═══ Extracted entries

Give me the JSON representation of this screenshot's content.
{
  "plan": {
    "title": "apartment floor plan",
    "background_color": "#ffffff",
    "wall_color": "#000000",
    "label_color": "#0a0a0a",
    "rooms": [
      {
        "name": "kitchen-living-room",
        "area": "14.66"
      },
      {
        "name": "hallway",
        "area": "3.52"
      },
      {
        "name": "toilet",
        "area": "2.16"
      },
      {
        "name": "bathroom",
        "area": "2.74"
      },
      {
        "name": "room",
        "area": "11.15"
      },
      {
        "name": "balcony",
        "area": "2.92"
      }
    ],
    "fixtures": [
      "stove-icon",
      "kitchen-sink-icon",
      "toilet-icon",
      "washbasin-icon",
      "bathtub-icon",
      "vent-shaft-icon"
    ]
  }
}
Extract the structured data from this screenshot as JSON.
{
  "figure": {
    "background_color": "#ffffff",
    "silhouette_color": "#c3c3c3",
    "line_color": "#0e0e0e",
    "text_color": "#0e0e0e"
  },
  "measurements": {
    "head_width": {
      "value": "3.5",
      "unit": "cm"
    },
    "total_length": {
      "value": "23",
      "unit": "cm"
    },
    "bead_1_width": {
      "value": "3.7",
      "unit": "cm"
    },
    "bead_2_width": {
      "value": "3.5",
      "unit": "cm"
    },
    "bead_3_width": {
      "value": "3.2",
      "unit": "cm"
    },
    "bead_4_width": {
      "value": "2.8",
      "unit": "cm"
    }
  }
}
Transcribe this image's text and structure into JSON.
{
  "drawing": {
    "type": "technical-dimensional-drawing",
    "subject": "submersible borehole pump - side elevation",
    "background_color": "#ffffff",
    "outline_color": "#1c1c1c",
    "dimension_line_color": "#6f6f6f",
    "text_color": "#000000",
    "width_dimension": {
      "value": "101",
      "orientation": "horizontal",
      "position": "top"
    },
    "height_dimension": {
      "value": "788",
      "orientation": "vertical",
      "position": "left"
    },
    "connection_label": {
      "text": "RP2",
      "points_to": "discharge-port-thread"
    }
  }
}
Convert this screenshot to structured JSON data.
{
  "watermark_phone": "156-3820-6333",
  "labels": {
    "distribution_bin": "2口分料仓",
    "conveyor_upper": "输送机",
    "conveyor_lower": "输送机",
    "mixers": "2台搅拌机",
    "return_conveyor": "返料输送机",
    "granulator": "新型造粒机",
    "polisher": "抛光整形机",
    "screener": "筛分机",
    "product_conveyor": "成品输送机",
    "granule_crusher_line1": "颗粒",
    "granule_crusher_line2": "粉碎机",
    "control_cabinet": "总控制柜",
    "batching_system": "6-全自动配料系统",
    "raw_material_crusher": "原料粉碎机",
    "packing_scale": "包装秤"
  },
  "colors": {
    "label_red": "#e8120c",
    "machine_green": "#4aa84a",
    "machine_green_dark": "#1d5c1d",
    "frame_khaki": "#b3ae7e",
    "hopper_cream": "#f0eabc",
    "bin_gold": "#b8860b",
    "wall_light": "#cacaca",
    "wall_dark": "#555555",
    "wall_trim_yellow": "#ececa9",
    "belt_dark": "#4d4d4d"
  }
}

══════

_Goal of the exercise_
Search the listing for the word "data" and return each line that holds it.

_Expected answer_
Extract the structured data from this screenshot as JSON.
Convert this screenshot to structured JSON data.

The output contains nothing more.